Problem: Leave every picture out and write out the records below exactly.

Given records:
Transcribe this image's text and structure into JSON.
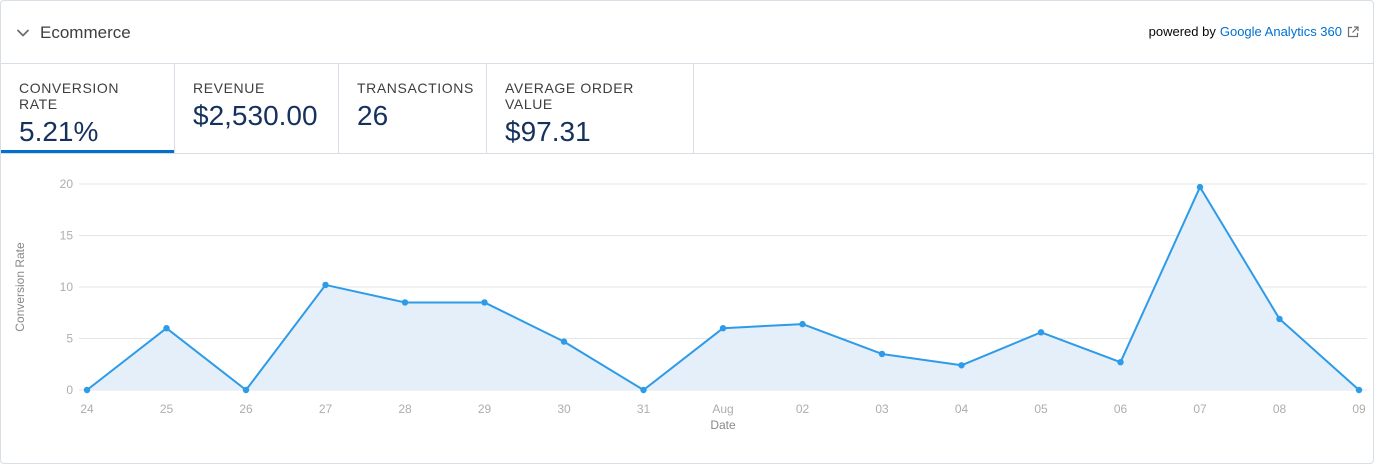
{
  "header": {
    "title": "Ecommerce",
    "powered_prefix": "powered by",
    "powered_link": "Google Analytics 360",
    "toggle_icon": "chevron-down-icon",
    "external_icon": "external-link-icon"
  },
  "tabs": [
    {
      "label": "CONVERSION RATE",
      "value": "5.21%",
      "active": true
    },
    {
      "label": "REVENUE",
      "value": "$2,530.00",
      "active": false
    },
    {
      "label": "TRANSACTIONS",
      "value": "26",
      "active": false
    },
    {
      "label": "AVERAGE ORDER VALUE",
      "value": "$97.31",
      "active": false
    }
  ],
  "colors": {
    "accent": "#0070d2",
    "line": "#2e9be8",
    "area": "#e4effa",
    "grid": "#e5e5e5"
  },
  "chart_data": {
    "type": "area",
    "xlabel": "Date",
    "ylabel": "Conversion Rate",
    "ylim": [
      0,
      20
    ],
    "yticks": [
      0,
      5,
      10,
      15,
      20
    ],
    "grid": true,
    "x": [
      "24",
      "25",
      "26",
      "27",
      "28",
      "29",
      "30",
      "31",
      "Aug",
      "02",
      "03",
      "04",
      "05",
      "06",
      "07",
      "08",
      "09"
    ],
    "series": [
      {
        "values": [
          0,
          6.0,
          0,
          10.2,
          8.5,
          8.5,
          4.7,
          0,
          6.0,
          6.4,
          3.5,
          2.4,
          5.6,
          2.7,
          19.7,
          6.9,
          0
        ]
      }
    ]
  }
}
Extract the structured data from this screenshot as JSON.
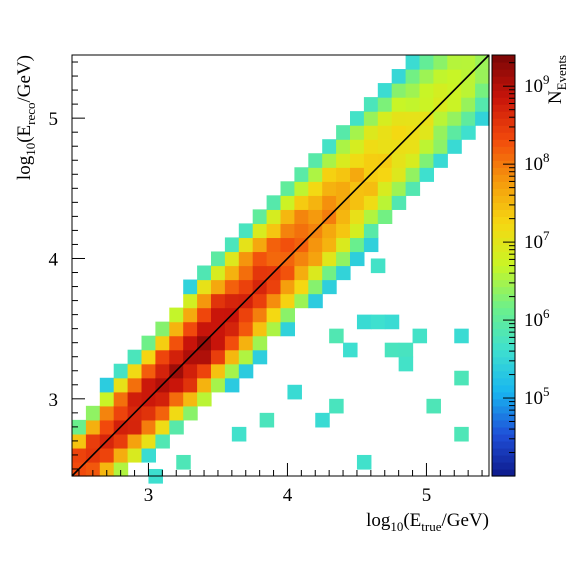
{
  "chart_data": {
    "type": "heatmap",
    "title": "",
    "x": {
      "label_base": "log",
      "label_sub": "10",
      "label_open": "(E",
      "label_inner_sub": "true",
      "label_close": "/GeV)",
      "range": [
        2.45,
        5.45
      ],
      "ticks": [
        3,
        4,
        5
      ],
      "tick_labels": [
        "3",
        "4",
        "5"
      ],
      "bin_width": 0.1
    },
    "y": {
      "label_base": "log",
      "label_sub": "10",
      "label_open": "(E",
      "label_inner_sub": "reco",
      "label_close": "/GeV)",
      "range": [
        2.45,
        5.45
      ],
      "ticks": [
        3,
        4,
        5
      ],
      "tick_labels": [
        "3",
        "4",
        "5"
      ],
      "bin_width": 0.1
    },
    "z": {
      "label_base": "N",
      "label_sub": "Events",
      "scale": "log",
      "log_range": [
        4.0,
        9.4
      ],
      "ticks": [
        {
          "value": 5,
          "base": "10",
          "exp": "5"
        },
        {
          "value": 6,
          "base": "10",
          "exp": "6"
        },
        {
          "value": 7,
          "base": "10",
          "exp": "7"
        },
        {
          "value": 8,
          "base": "10",
          "exp": "8"
        },
        {
          "value": 9,
          "base": "10",
          "exp": "9"
        }
      ],
      "colormap": [
        "#0d1a8a",
        "#1f4fd8",
        "#18b5f0",
        "#3ee0cf",
        "#6cf08a",
        "#c8f526",
        "#f5d812",
        "#f59a0d",
        "#f24a0c",
        "#c8140a",
        "#7a0606"
      ]
    },
    "reference_line": {
      "from": [
        2.45,
        2.45
      ],
      "to": [
        5.45,
        5.45
      ],
      "color": "#000000"
    },
    "grid": false,
    "legend": "colorbar-right",
    "description_model": {
      "ridge_peak_x": 3.35,
      "ridge_peak_log_count": 9.1,
      "ridge_slope_per_decade": -1.3,
      "spread_sigma": 0.26,
      "spread_asymmetry": 0.9,
      "cutoff_log_count": 5.3,
      "sparse_tail_log_count": 5.7
    },
    "sparse_bins": [
      {
        "x": 3.85,
        "y": 2.85
      },
      {
        "x": 3.65,
        "y": 2.75
      },
      {
        "x": 3.25,
        "y": 2.55
      },
      {
        "x": 4.05,
        "y": 3.05
      },
      {
        "x": 4.25,
        "y": 2.85
      },
      {
        "x": 4.35,
        "y": 2.95
      },
      {
        "x": 4.35,
        "y": 3.45
      },
      {
        "x": 4.45,
        "y": 3.35
      },
      {
        "x": 4.55,
        "y": 3.55
      },
      {
        "x": 4.65,
        "y": 3.55
      },
      {
        "x": 4.75,
        "y": 3.55
      },
      {
        "x": 4.65,
        "y": 3.95
      },
      {
        "x": 4.75,
        "y": 3.35
      },
      {
        "x": 4.85,
        "y": 3.35
      },
      {
        "x": 4.85,
        "y": 3.25
      },
      {
        "x": 5.05,
        "y": 2.95
      },
      {
        "x": 5.25,
        "y": 3.45
      },
      {
        "x": 5.25,
        "y": 3.15
      },
      {
        "x": 5.25,
        "y": 2.75
      },
      {
        "x": 4.95,
        "y": 3.45
      },
      {
        "x": 4.55,
        "y": 2.55
      },
      {
        "x": 3.05,
        "y": 2.45
      }
    ]
  }
}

Correct output:
Transcribe this image's text and structure into JSON.
{
  "header": {
    "title": "Ecommerce",
    "powered_prefix": "powered by",
    "powered_link": "Google Analytics 360",
    "toggle_icon": "chevron-down-icon",
    "external_icon": "external-link-icon"
  },
  "tabs": [
    {
      "label": "CONVERSION RATE",
      "value": "5.21%",
      "active": true
    },
    {
      "label": "REVENUE",
      "value": "$2,530.00",
      "active": false
    },
    {
      "label": "TRANSACTIONS",
      "value": "26",
      "active": false
    },
    {
      "label": "AVERAGE ORDER VALUE",
      "value": "$97.31",
      "active": false
    }
  ],
  "colors": {
    "accent": "#0070d2",
    "line": "#2e9be8",
    "area": "#e4effa",
    "grid": "#e5e5e5"
  },
  "chart_data": {
    "type": "area",
    "xlabel": "Date",
    "ylabel": "Conversion Rate",
    "ylim": [
      0,
      20
    ],
    "yticks": [
      0,
      5,
      10,
      15,
      20
    ],
    "grid": true,
    "x": [
      "24",
      "25",
      "26",
      "27",
      "28",
      "29",
      "30",
      "31",
      "Aug",
      "02",
      "03",
      "04",
      "05",
      "06",
      "07",
      "08",
      "09"
    ],
    "series": [
      {
        "values": [
          0,
          6.0,
          0,
          10.2,
          8.5,
          8.5,
          4.7,
          0,
          6.0,
          6.4,
          3.5,
          2.4,
          5.6,
          2.7,
          19.7,
          6.9,
          0
        ]
      }
    ]
  }
}
Extract the structured data from this screenshot as JSON.
{
  "chart_data": {
    "type": "heatmap",
    "title": "",
    "x": {
      "label_base": "log",
      "label_sub": "10",
      "label_open": "(E",
      "label_inner_sub": "true",
      "label_close": "/GeV)",
      "range": [
        2.45,
        5.45
      ],
      "ticks": [
        3,
        4,
        5
      ],
      "tick_labels": [
        "3",
        "4",
        "5"
      ],
      "bin_width": 0.1
    },
    "y": {
      "label_base": "log",
      "label_sub": "10",
      "label_open": "(E",
      "label_inner_sub": "reco",
      "label_close": "/GeV)",
      "range": [
        2.45,
        5.45
      ],
      "ticks": [
        3,
        4,
        5
      ],
      "tick_labels": [
        "3",
        "4",
        "5"
      ],
      "bin_width": 0.1
    },
    "z": {
      "label_base": "N",
      "label_sub": "Events",
      "scale": "log",
      "log_range": [
        4.0,
        9.4
      ],
      "ticks": [
        {
          "value": 5,
          "base": "10",
          "exp": "5"
        },
        {
          "value": 6,
          "base": "10",
          "exp": "6"
        },
        {
          "value": 7,
          "base": "10",
          "exp": "7"
        },
        {
          "value": 8,
          "base": "10",
          "exp": "8"
        },
        {
          "value": 9,
          "base": "10",
          "exp": "9"
        }
      ],
      "colormap": [
        "#0d1a8a",
        "#1f4fd8",
        "#18b5f0",
        "#3ee0cf",
        "#6cf08a",
        "#c8f526",
        "#f5d812",
        "#f59a0d",
        "#f24a0c",
        "#c8140a",
        "#7a0606"
      ]
    },
    "reference_line": {
      "from": [
        2.45,
        2.45
      ],
      "to": [
        5.45,
        5.45
      ],
      "color": "#000000"
    },
    "grid": false,
    "legend": "colorbar-right",
    "description_model": {
      "ridge_peak_x": 3.35,
      "ridge_peak_log_count": 9.1,
      "ridge_slope_per_decade": -1.3,
      "spread_sigma": 0.26,
      "spread_asymmetry": 0.9,
      "cutoff_log_count": 5.3,
      "sparse_tail_log_count": 5.7
    },
    "sparse_bins": [
      {
        "x": 3.85,
        "y": 2.85
      },
      {
        "x": 3.65,
        "y": 2.75
      },
      {
        "x": 3.25,
        "y": 2.55
      },
      {
        "x": 4.05,
        "y": 3.05
      },
      {
        "x": 4.25,
        "y": 2.85
      },
      {
        "x": 4.35,
        "y": 2.95
      },
      {
        "x": 4.35,
        "y": 3.45
      },
      {
        "x": 4.45,
        "y": 3.35
      },
      {
        "x": 4.55,
        "y": 3.55
      },
      {
        "x": 4.65,
        "y": 3.55
      },
      {
        "x": 4.75,
        "y": 3.55
      },
      {
        "x": 4.65,
        "y": 3.95
      },
      {
        "x": 4.75,
        "y": 3.35
      },
      {
        "x": 4.85,
        "y": 3.35
      },
      {
        "x": 4.85,
        "y": 3.25
      },
      {
        "x": 5.05,
        "y": 2.95
      },
      {
        "x": 5.25,
        "y": 3.45
      },
      {
        "x": 5.25,
        "y": 3.15
      },
      {
        "x": 5.25,
        "y": 2.75
      },
      {
        "x": 4.95,
        "y": 3.45
      },
      {
        "x": 4.55,
        "y": 2.55
      },
      {
        "x": 3.05,
        "y": 2.45
      }
    ]
  }
}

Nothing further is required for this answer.